Retype each entry below exactly as it stands.

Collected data
- - - - -
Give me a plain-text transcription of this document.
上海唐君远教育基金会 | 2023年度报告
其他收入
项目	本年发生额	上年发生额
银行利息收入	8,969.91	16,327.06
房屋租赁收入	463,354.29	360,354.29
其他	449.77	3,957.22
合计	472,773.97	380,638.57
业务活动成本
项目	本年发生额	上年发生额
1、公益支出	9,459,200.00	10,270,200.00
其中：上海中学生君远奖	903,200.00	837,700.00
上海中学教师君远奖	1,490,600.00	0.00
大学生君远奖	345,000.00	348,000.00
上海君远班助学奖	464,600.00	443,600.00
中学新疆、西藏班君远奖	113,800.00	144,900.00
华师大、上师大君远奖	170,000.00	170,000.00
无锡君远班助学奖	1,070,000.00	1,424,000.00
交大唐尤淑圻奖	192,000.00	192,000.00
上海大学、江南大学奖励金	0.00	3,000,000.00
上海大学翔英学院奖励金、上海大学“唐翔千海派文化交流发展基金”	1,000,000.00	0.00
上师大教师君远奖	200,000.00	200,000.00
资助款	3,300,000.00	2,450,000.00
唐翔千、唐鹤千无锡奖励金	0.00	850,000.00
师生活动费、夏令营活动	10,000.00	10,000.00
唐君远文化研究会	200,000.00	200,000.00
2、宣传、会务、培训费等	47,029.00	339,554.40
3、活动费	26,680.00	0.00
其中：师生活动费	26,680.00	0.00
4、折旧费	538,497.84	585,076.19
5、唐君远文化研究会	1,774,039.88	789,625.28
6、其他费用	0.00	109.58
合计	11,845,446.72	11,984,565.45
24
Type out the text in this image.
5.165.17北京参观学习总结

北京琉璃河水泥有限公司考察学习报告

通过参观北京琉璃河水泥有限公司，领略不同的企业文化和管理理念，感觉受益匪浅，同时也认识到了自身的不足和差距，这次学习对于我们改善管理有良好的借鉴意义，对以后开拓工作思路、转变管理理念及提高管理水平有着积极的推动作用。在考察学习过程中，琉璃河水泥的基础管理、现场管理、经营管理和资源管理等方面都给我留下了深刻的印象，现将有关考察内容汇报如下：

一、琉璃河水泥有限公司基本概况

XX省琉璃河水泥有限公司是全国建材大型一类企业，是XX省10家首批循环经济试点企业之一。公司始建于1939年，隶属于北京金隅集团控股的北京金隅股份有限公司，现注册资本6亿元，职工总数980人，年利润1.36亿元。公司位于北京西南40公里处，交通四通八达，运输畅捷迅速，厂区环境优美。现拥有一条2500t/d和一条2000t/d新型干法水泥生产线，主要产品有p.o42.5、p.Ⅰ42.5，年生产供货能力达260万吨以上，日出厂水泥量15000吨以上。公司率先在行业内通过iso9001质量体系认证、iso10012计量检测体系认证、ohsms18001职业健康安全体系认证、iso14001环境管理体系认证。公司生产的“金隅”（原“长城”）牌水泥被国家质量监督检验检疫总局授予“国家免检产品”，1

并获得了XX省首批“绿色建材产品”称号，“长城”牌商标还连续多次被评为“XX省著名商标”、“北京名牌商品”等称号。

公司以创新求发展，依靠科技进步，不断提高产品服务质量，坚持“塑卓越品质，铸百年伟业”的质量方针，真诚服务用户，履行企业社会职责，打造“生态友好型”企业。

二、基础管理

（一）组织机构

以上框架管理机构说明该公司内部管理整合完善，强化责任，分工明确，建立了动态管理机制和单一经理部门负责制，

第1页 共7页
- - - - -
*SOLUTION TO THE PROBLEM*:
Give me a plain-text transcription of this document.
上海唐君远教育基金会 | 2023年度报告
其他收入
项目	本年发生额	上年发生额
银行利息收入	8,969.91	16,327.06
房屋租赁收入	463,354.29	360,354.29
其他	449.77	3,957.22
合计	472,773.97	380,638.57
业务活动成本
项目	本年发生额	上年发生额
1、公益支出	9,459,200.00	10,270,200.00
其中：上海中学生君远奖	903,200.00	837,700.00
上海中学教师君远奖	1,490,600.00	0.00
大学生君远奖	345,000.00	348,000.00
上海君远班助学奖	464,600.00	443,600.00
中学新疆、西藏班君远奖	113,800.00	144,900.00
华师大、上师大君远奖	170,000.00	170,000.00
无锡君远班助学奖	1,070,000.00	1,424,000.00
交大唐尤淑圻奖	192,000.00	192,000.00
上海大学、江南大学奖励金	0.00	3,000,000.00
上海大学翔英学院奖励金、上海大学“唐翔千海派文化交流发展基金”	1,000,000.00	0.00
上师大教师君远奖	200,000.00	200,000.00
资助款	3,300,000.00	2,450,000.00
唐翔千、唐鹤千无锡奖励金	0.00	850,000.00
师生活动费、夏令营活动	10,000.00	10,000.00
唐君远文化研究会	200,000.00	200,000.00
2、宣传、会务、培训费等	47,029.00	339,554.40
3、活动费	26,680.00	0.00
其中：师生活动费	26,680.00	0.00
4、折旧费	538,497.84	585,076.19
5、唐君远文化研究会	1,774,039.88	789,625.28
6、其他费用	0.00	109.58
合计	11,845,446.72	11,984,565.45
24
Type out the text in this image.
5.165.17北京参观学习总结

北京琉璃河水泥有限公司考察学习报告

通过参观北京琉璃河水泥有限公司，领略不同的企业文化和管理理念，感觉受益匪浅，同时也认识到了自身的不足和差距，这次学习对于我们改善管理有良好的借鉴意义，对以后开拓工作思路、转变管理理念及提高管理水平有着积极的推动作用。在考察学习过程中，琉璃河水泥的基础管理、现场管理、经营管理和资源管理等方面都给我留下了深刻的印象，现将有关考察内容汇报如下：

一、琉璃河水泥有限公司基本概况

XX省琉璃河水泥有限公司是全国建材大型一类企业，是XX省10家首批循环经济试点企业之一。公司始建于1939年，隶属于北京金隅集团控股的北京金隅股份有限公司，现注册资本6亿元，职工总数980人，年利润1.36亿元。公司位于北京西南40公里处，交通四通八达，运输畅捷迅速，厂区环境优美。现拥有一条2500t/d和一条2000t/d新型干法水泥生产线，主要产品有p.o42.5、p.Ⅰ42.5，年生产供货能力达260万吨以上，日出厂水泥量15000吨以上。公司率先在行业内通过iso9001质量体系认证、iso10012计量检测体系认证、ohsms18001职业健康安全体系认证、iso14001环境管理体系认证。公司生产的“金隅”（原“长城”）牌水泥被国家质量监督检验检疫总局授予“国家免检产品”，1

并获得了XX省首批“绿色建材产品”称号，“长城”牌商标还连续多次被评为“XX省著名商标”、“北京名牌商品”等称号。

公司以创新求发展，依靠科技进步，不断提高产品服务质量，坚持“塑卓越品质，铸百年伟业”的质量方针，真诚服务用户，履行企业社会职责，打造“生态友好型”企业。

二、基础管理

（一）组织机构

以上框架管理机构说明该公司内部管理整合完善，强化责任，分工明确，建立了动态管理机制和单一经理部门负责制，

第1页 共7页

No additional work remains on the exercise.